List every line in this data where the string "Measure" occurs.

[BEGIN Material shown]

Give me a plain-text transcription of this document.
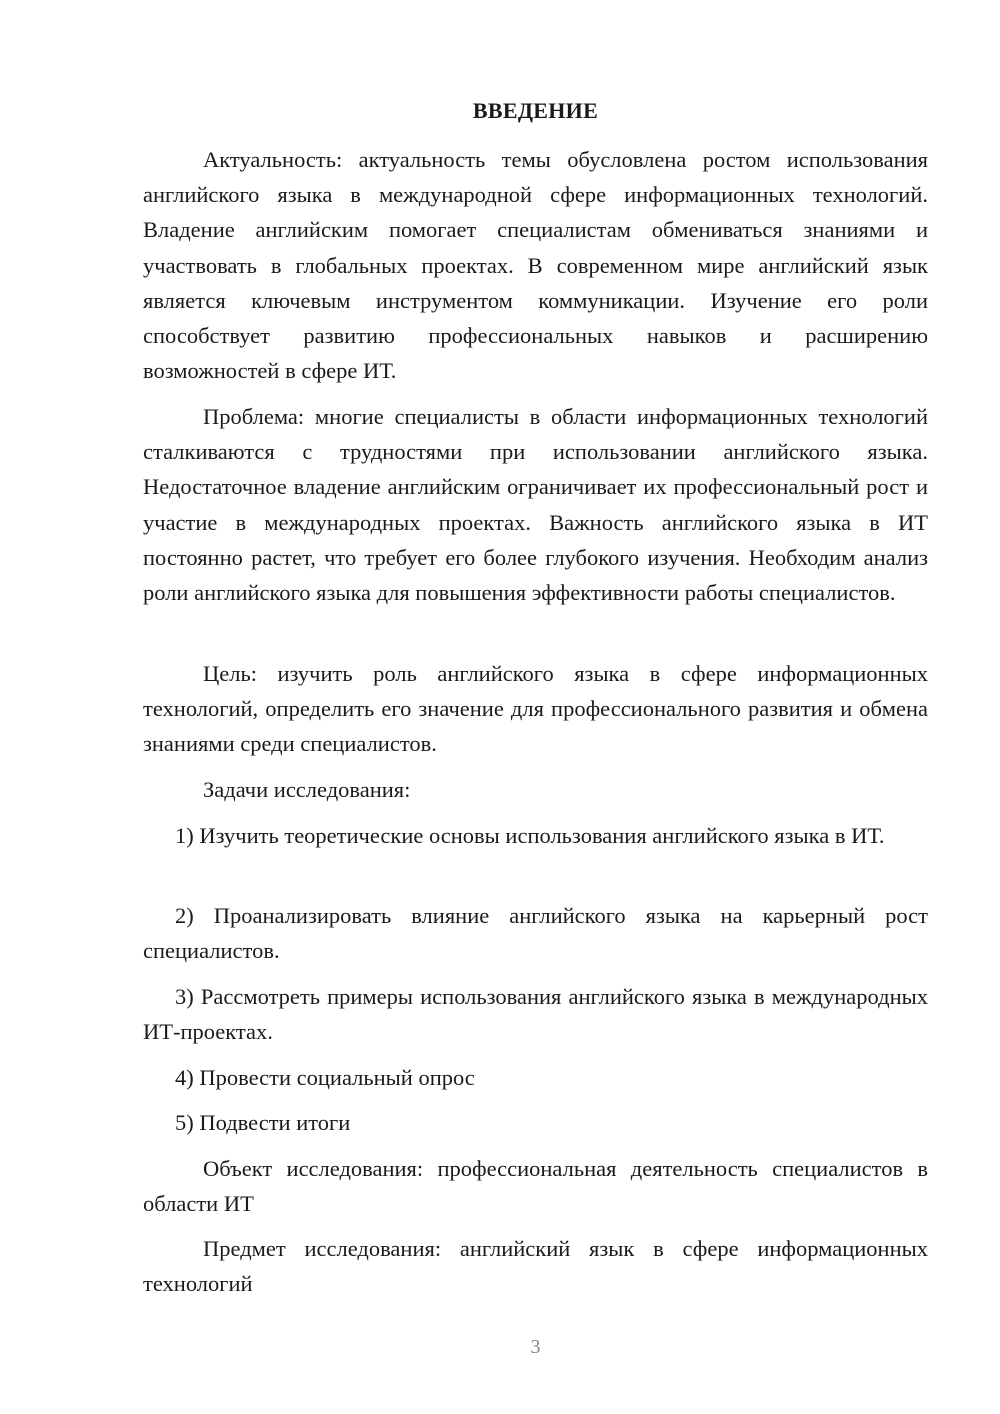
ВВЕДЕНИЕ

Актуальность: актуальность темы обусловлена ростом использования английского языка в международной сфере информационных технологий. Владение английским помогает специалистам обмениваться знаниями и участвовать в глобальных проектах. В современном мире английский язык является ключевым инструментом коммуникации. Изучение его роли способствует развитию профессиональных навыков и расширению возможностей в сфере ИТ.

Проблема: многие специалисты в области информационных технологий сталкиваются с трудностями при использовании английского языка. Недостаточное владение английским ограничивает их профессиональный рост и участие в международных проектах. Важность английского языка в ИТ постоянно растет, что требует его более глубокого изучения. Необходим анализ роли английского языка для повышения эффективности работы специалистов.

Цель: изучить роль английского языка в сфере информационных технологий, определить его значение для профессионального развития и обмена знаниями среди специалистов.

Задачи исследования:

1) Изучить теоретические основы использования английского языка в ИТ.

2) Проанализировать влияние английского языка на карьерный рост специалистов.

3) Рассмотреть примеры использования английского языка в международных ИТ-проектах.

4) Провести социальный опрос

5) Подвести итоги

Объект исследования: профессиональная деятельность специалистов в области ИТ

Предмет исследования: английский язык в сфере информационных технологий

3
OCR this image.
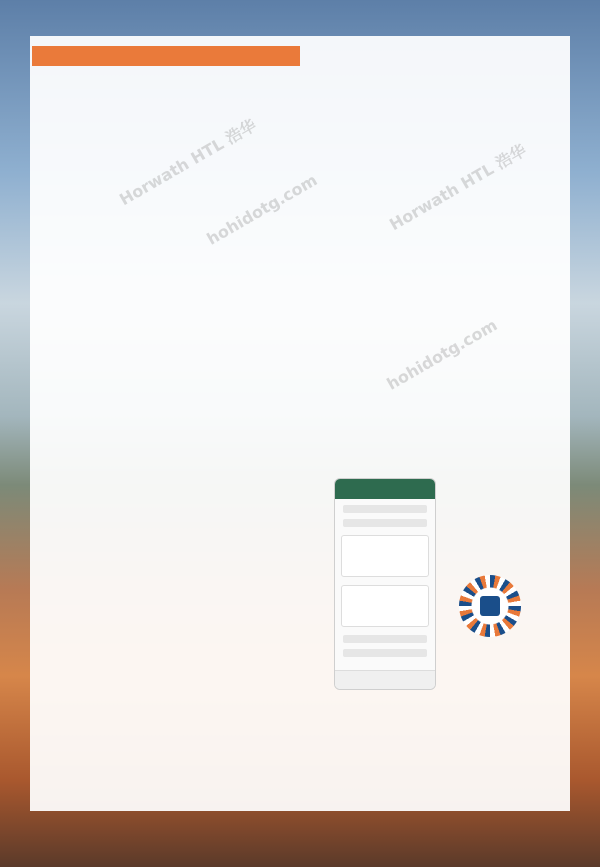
Horwath HTL 浩华
hohidotg.com	Horwath HTL 浩华
hohidotg.com
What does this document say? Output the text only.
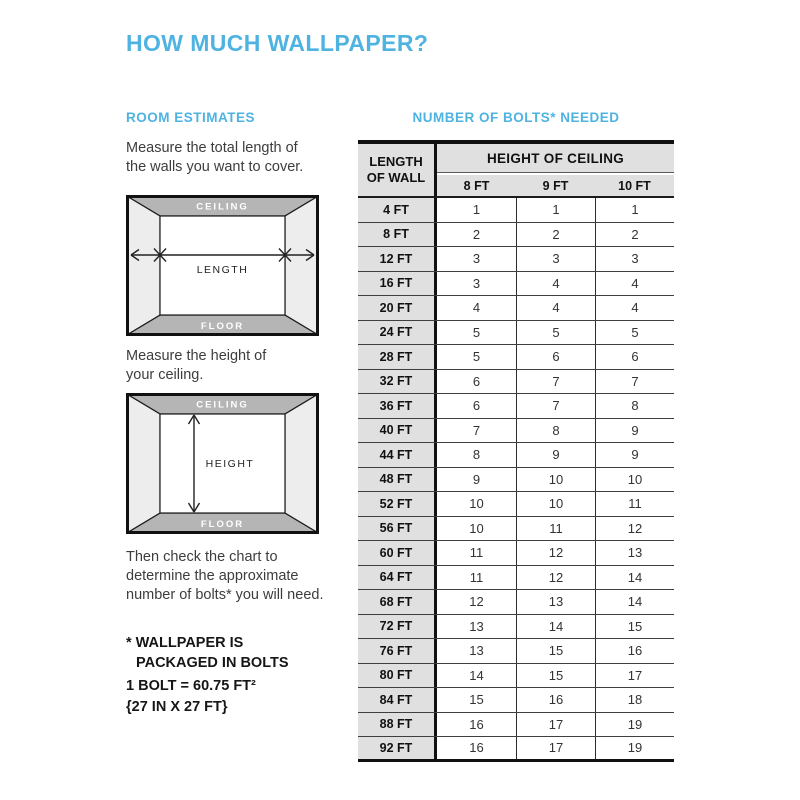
HOW MUCH WALLPAPER?
ROOM ESTIMATES
Measure the total length of
the walls you want to cover.
CEILING
FLOOR
LENGTH
Measure the height of
your ceiling.
CEILING
FLOOR
HEIGHT
Then check the chart to
determine the approximate
number of bolts* you will need.
* WALLPAPER IS
PACKAGED IN BOLTS
1 BOLT = 60.75 FT²
{27 IN X 27 FT}
NUMBER OF BOLTS* NEEDED
LENGTH
OF WALL
HEIGHT OF CEILING
8 FT	9 FT	10 FT
4 FT	1	1	1
8 FT	2	2	2
12 FT	3	3	3
16 FT	3	4	4
20 FT	4	4	4
24 FT	5	5	5
28 FT	5	6	6
32 FT	6	7	7
36 FT	6	7	8
40 FT	7	8	9
44 FT	8	9	9
48 FT	9	10	10
52 FT	10	10	11
56 FT	10	11	12
60 FT	11	12	13
64 FT	11	12	14
68 FT	12	13	14
72 FT	13	14	15
76 FT	13	15	16
80 FT	14	15	17
84 FT	15	16	18
88 FT	16	17	19
92 FT	16	17	19
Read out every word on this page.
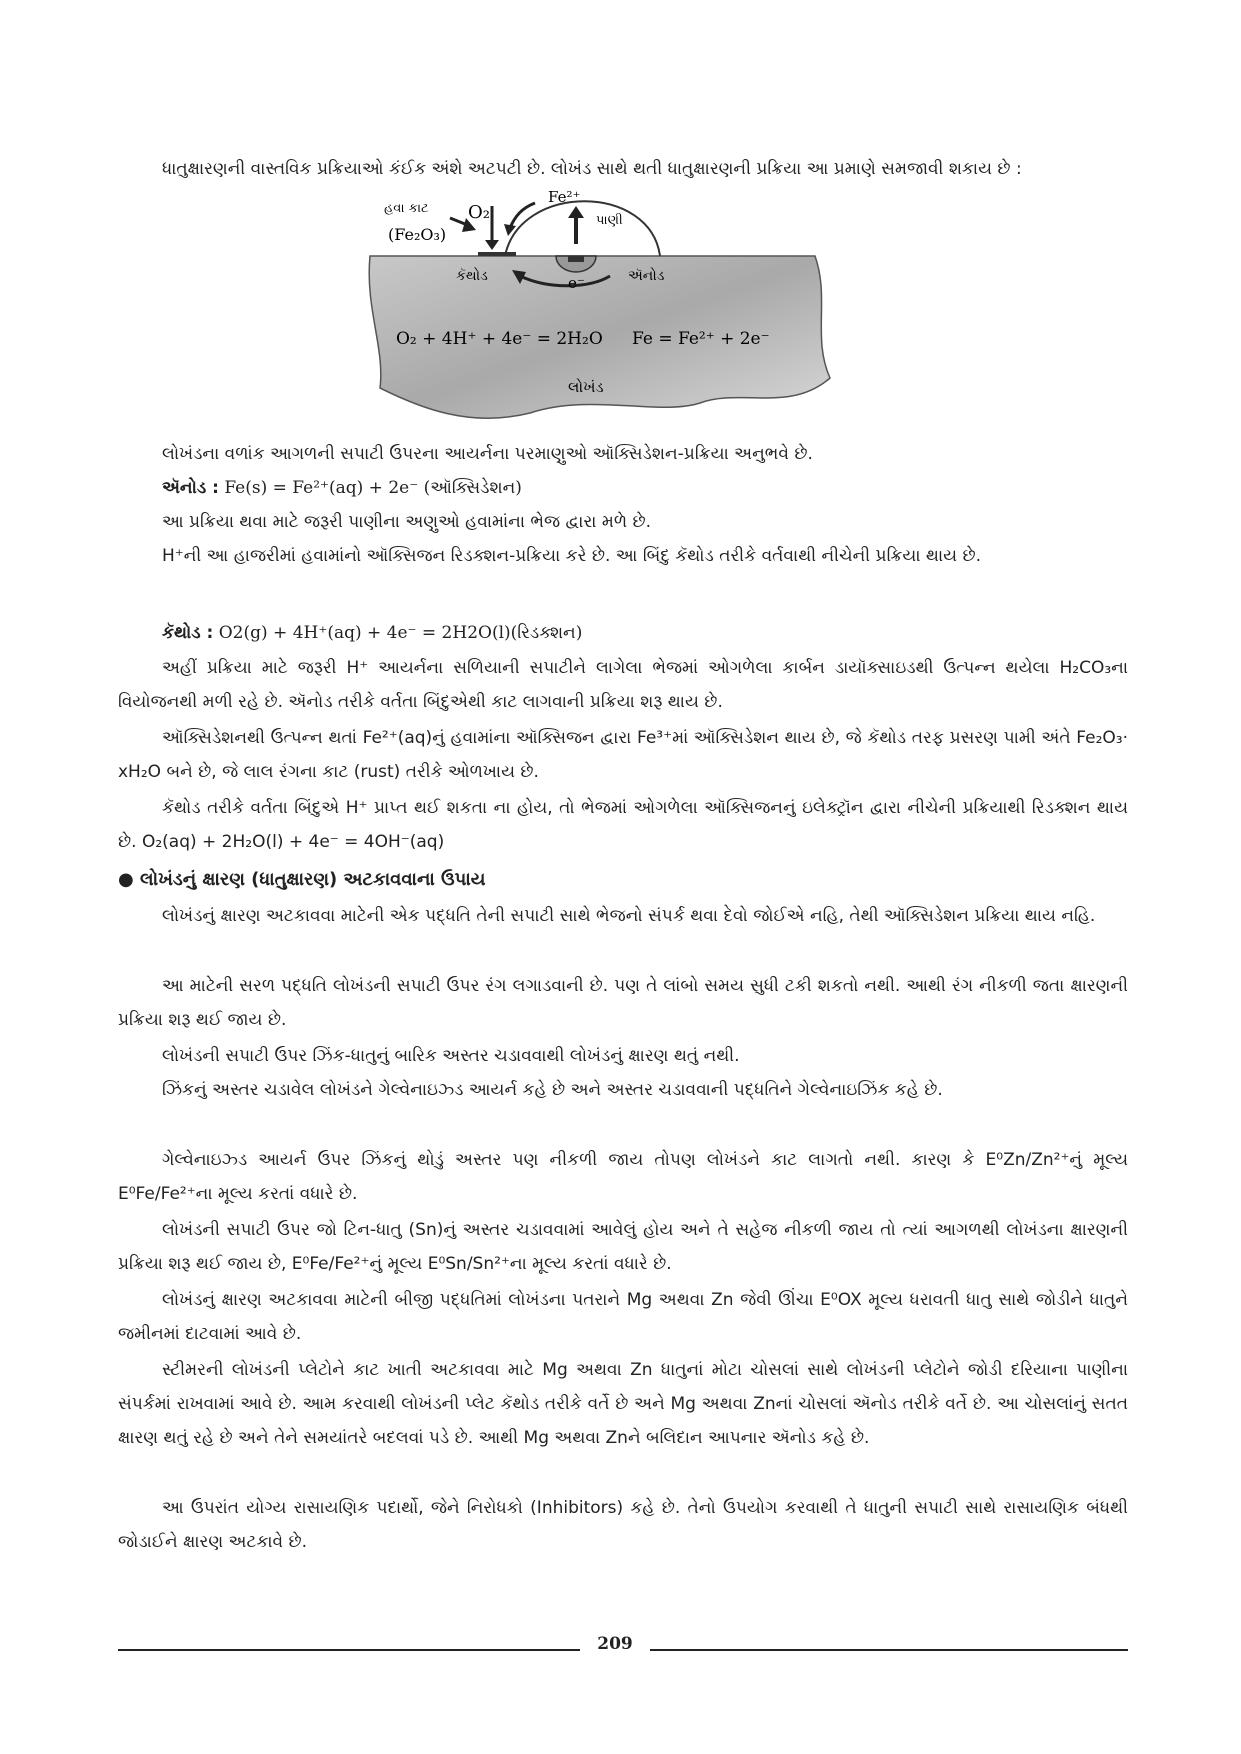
ધાતુક્ષારણની વાસ્તવિક પ્રક્રિયાઓ કંઈક અંશે અટપટી છે. લોખંડ સાથે થતી ધાતુક્ષારણની પ્રક્રિયા આ પ્રમાણે સમજાવી શકાય છે :
હવા કાટ O₂
Fe²⁺
પાણી
(Fe₂O₃)
કૅથોડ	e⁻	ઍનોડ
O₂ + 4H⁺ + 4e⁻ = 2H₂O Fe = Fe²⁺ + 2e⁻
લોખંડ
લોખંડના વળાંક આગળની સપાટી ઉપરના આયર્નના પરમાણુઓ ઑક્સિડેશન-પ્રક્રિયા અનુભવે છે.
ઍનોડ : Fe(s) = Fe²⁺(aq) + 2e⁻ (ઑક્સિડેશન)
આ પ્રક્રિયા થવા માટે જરૂરી પાણીના અણુઓ હવામાંના ભેજ દ્વારા મળે છે.
H⁺ની આ હાજરીમાં હવામાંનો ઑક્સિજન રિડક્શન-પ્રક્રિયા કરે છે. આ બિંદુ કૅથોડ તરીકે વર્તવાથી નીચેની પ્રક્રિયા થાય છે.
કૅથોડ : O2(g) + 4H⁺(aq) + 4e⁻ = 2H2O(l)(રિડક્શન)
અહીં પ્રક્રિયા માટે જરૂરી H⁺ આયર્નના સળિયાની સપાટીને લાગેલા ભેજમાં ઓગળેલા કાર્બન ડાયૉક્સાઇડથી ઉત્પન્ન થયેલા H₂CO₃ના વિયોજનથી મળી રહે છે. ઍનોડ તરીકે વર્તતા બિંદુએથી કાટ લાગવાની પ્રક્રિયા શરૂ થાય છે.
ઑક્સિડેશનથી ઉત્પન્ન થતાં Fe²⁺(aq)નું હવામાંના ઑક્સિજન દ્વારા Fe³⁺માં ઑક્સિડેશન થાય છે, જે કૅથોડ તરફ પ્રસરણ પામી અંતે Fe₂O₃· xH₂O બને છે, જે લાલ રંગના કાટ (rust) તરીકે ઓળખાય છે.
કૅથોડ તરીકે વર્તતા બિંદુએ H⁺ પ્રાપ્ત થઈ શકતા ના હોય, તો ભેજમાં ઓગળેલા ઑક્સિજનનું ઇલેક્ટ્રૉન દ્વારા નીચેની પ્રક્રિયાથી રિડક્શન થાય છે. O₂(aq) + 2H₂O(l) + 4e⁻ = 4OH⁻(aq)
● લોખંડનું ક્ષારણ (ધાતુક્ષારણ) અટકાવવાના ઉપાય
લોખંડનું ક્ષારણ અટકાવવા માટેની એક પદ્ધતિ તેની સપાટી સાથે ભેજનો સંપર્ક થવા દેવો જોઈએ નહિ, તેથી ઑક્સિડેશન પ્રક્રિયા થાય નહિ.
આ માટેની સરળ પદ્ધતિ લોખંડની સપાટી ઉપર રંગ લગાડવાની છે. પણ તે લાંબો સમય સુધી ટકી શકતો નથી. આથી રંગ નીકળી જતા ક્ષારણની પ્રક્રિયા શરૂ થઈ જાય છે.
લોખંડની સપાટી ઉપર ઝિંક-ધાતુનું બારિક અસ્તર ચડાવવાથી લોખંડનું ક્ષારણ થતું નથી.
ઝિંકનું અસ્તર ચડાવેલ લોખંડને ગેલ્વેનાઇઝ્ડ આયર્ન કહે છે અને અસ્તર ચડાવવાની પદ્ધતિને ગેલ્વેનાઇઝિંક કહે છે.
ગેલ્વેનાઇઝ્ડ આયર્ન ઉપર ઝિંકનું થોડું અસ્તર પણ નીકળી જાય તોપણ લોખંડને કાટ લાગતો નથી. કારણ કે E⁰Zn/Zn²⁺નું મૂલ્ય E⁰Fe/Fe²⁺ના મૂલ્ય કરતાં વધારે છે.
લોખંડની સપાટી ઉપર જો ટિન-ધાતુ (Sn)નું અસ્તર ચડાવવામાં આવેલું હોય અને તે સહેજ નીકળી જાય તો ત્યાં આગળથી લોખંડના ક્ષારણની પ્રક્રિયા શરૂ થઈ જાય છે, E⁰Fe/Fe²⁺નું મૂલ્ય E⁰Sn/Sn²⁺ના મૂલ્ય કરતાં વધારે છે.
લોખંડનું ક્ષારણ અટકાવવા માટેની બીજી પદ્ધતિમાં લોખંડના પતરાને Mg અથવા Zn જેવી ઊંચા E⁰OX મૂલ્ય ધરાવતી ધાતુ સાથે જોડીને ધાતુને જમીનમાં દાટવામાં આવે છે.
સ્ટીમરની લોખંડની પ્લેટોને કાટ ખાતી અટકાવવા માટે Mg અથવા Zn ધાતુનાં મોટા ચોસલાં સાથે લોખંડની પ્લેટોને જોડી દરિયાના પાણીના સંપર્કમાં રાખવામાં આવે છે. આમ કરવાથી લોખંડની પ્લેટ કૅથોડ તરીકે વર્તે છે અને Mg અથવા Znનાં ચોસલાં ઍનોડ તરીકે વર્તે છે. આ ચોસલાંનું સતત ક્ષારણ થતું રહે છે અને તેને સમયાંતરે બદલવાં પડે છે. આથી Mg અથવા Znને બલિદાન આપનાર ઍનોડ કહે છે.
આ ઉપરાંત યોગ્ય રાસાયણિક પદાર્થો, જેને નિરોધકો (Inhibitors) કહે છે. તેનો ઉપયોગ કરવાથી તે ધાતુની સપાટી સાથે રાસાયણિક બંધથી જોડાઈને ક્ષારણ અટકાવે છે.
209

[END Material shown]

▶ _Task response_:
Measure the total length of
Measure the height of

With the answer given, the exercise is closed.